Stated goal — Report every line from the material that contains the word "Federal".

◇ ◇ ◇ ◇ ◇ ◇ ◇

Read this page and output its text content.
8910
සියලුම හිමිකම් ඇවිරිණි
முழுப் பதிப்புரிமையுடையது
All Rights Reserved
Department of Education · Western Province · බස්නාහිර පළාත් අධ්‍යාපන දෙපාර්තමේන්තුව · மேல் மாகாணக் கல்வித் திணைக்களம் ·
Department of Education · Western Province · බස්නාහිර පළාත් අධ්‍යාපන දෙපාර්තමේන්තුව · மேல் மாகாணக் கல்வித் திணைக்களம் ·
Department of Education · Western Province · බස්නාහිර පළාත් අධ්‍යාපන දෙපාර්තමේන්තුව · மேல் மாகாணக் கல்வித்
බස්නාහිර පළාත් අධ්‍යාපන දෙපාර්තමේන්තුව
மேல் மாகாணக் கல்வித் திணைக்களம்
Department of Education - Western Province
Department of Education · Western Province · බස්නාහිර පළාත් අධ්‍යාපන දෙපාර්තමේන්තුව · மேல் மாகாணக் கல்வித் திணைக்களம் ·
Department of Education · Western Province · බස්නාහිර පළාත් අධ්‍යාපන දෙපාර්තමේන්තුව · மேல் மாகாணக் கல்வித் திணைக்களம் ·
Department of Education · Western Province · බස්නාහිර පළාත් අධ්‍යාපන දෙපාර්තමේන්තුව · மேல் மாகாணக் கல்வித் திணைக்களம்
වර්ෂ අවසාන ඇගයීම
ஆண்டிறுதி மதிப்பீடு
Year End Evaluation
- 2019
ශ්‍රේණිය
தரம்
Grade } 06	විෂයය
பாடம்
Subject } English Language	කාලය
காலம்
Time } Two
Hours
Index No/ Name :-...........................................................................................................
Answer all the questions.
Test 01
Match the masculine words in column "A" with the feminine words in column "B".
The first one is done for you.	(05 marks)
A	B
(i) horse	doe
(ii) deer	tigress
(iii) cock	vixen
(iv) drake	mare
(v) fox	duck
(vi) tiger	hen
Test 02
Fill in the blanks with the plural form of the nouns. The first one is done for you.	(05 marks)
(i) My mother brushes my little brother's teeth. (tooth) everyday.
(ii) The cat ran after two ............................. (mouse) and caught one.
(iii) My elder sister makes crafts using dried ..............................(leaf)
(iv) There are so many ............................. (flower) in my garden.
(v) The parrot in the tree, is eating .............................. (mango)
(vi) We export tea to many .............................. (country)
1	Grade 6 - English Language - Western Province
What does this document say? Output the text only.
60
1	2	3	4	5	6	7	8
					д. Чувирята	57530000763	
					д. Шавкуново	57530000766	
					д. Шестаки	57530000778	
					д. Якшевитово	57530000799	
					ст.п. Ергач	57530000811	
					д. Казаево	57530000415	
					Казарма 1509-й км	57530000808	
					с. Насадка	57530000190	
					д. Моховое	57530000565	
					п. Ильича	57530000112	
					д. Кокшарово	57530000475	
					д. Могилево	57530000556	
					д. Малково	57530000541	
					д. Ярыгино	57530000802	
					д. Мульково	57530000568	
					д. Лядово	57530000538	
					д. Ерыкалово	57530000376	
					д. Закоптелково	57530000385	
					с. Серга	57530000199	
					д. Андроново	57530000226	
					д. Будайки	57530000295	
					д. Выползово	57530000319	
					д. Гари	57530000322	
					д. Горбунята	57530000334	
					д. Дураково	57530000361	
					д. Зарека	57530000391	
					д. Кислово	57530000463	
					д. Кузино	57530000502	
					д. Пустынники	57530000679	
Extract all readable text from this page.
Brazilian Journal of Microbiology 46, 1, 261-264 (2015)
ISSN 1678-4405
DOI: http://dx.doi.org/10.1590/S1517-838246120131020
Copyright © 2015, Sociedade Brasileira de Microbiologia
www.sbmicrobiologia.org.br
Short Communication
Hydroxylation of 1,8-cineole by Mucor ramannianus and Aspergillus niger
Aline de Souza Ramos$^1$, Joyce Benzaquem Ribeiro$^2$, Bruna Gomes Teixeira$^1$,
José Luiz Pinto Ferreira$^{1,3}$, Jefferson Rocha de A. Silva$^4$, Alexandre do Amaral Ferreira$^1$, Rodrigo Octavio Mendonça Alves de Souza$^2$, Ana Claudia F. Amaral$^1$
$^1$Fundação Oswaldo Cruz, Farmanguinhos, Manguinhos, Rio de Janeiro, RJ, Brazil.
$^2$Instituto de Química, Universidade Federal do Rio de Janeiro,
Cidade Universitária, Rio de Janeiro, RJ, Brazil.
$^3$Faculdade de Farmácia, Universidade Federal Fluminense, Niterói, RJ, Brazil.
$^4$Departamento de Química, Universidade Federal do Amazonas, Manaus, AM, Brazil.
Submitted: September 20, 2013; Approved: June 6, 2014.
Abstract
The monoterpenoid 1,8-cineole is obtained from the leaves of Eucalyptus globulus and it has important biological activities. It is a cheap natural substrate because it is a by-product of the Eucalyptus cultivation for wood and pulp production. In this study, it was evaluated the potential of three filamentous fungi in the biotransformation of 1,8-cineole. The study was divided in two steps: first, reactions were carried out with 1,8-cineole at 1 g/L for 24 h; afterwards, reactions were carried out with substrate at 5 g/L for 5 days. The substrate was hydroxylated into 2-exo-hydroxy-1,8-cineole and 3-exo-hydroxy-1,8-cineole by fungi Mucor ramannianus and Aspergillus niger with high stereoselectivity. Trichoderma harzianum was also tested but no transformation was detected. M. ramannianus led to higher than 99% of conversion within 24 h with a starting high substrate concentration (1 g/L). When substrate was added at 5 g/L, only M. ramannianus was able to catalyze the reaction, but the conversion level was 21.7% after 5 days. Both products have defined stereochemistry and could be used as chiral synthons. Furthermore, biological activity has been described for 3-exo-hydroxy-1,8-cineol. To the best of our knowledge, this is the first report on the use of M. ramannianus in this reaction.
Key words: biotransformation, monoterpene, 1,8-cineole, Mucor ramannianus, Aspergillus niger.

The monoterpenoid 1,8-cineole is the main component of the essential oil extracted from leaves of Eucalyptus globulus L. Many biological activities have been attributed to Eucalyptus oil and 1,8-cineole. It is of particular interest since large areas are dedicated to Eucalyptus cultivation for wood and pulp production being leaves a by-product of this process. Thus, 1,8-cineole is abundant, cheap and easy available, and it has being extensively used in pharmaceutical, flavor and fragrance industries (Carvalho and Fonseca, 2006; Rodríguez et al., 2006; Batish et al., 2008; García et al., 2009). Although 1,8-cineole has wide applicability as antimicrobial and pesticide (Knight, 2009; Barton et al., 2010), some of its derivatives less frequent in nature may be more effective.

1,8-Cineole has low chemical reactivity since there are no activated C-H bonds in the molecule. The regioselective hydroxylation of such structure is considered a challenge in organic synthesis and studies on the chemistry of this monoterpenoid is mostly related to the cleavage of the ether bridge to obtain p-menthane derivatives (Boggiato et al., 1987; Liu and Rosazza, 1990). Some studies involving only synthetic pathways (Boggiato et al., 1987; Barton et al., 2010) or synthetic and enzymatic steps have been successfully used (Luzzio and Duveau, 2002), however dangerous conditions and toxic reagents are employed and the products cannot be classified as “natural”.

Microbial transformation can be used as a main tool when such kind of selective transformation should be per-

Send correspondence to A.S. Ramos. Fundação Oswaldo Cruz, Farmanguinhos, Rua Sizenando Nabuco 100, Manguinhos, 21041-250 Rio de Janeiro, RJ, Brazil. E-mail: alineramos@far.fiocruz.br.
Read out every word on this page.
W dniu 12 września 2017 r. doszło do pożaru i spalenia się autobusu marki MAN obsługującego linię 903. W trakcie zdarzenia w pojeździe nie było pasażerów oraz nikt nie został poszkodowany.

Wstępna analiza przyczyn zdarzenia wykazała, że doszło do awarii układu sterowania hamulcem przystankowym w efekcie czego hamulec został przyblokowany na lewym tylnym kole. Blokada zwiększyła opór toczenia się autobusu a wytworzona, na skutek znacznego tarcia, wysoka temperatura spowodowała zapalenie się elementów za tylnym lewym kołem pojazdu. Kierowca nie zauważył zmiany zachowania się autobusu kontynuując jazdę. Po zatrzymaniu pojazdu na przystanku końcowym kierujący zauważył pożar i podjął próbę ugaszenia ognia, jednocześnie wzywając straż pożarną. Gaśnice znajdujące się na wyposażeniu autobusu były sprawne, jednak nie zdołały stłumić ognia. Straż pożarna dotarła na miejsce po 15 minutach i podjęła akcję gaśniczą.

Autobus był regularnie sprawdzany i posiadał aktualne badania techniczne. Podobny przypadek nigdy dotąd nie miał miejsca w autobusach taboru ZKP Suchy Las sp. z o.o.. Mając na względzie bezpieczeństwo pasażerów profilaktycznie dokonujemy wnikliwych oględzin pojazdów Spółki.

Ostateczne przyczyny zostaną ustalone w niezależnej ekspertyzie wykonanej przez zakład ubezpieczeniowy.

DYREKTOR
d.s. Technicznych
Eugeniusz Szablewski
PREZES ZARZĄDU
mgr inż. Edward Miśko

◇ ◇ ◇ ◇ ◇ ◇ ◇

Solved exercise —
$^2$Instituto de Química, Universidade Federal do Rio de Janeiro,
$^3$Faculdade de Farmácia, Universidade Federal Fluminense, Niterói, RJ, Brazil.
$^4$Departamento de Química, Universidade Federal do Amazonas, Manaus, AM, Brazil.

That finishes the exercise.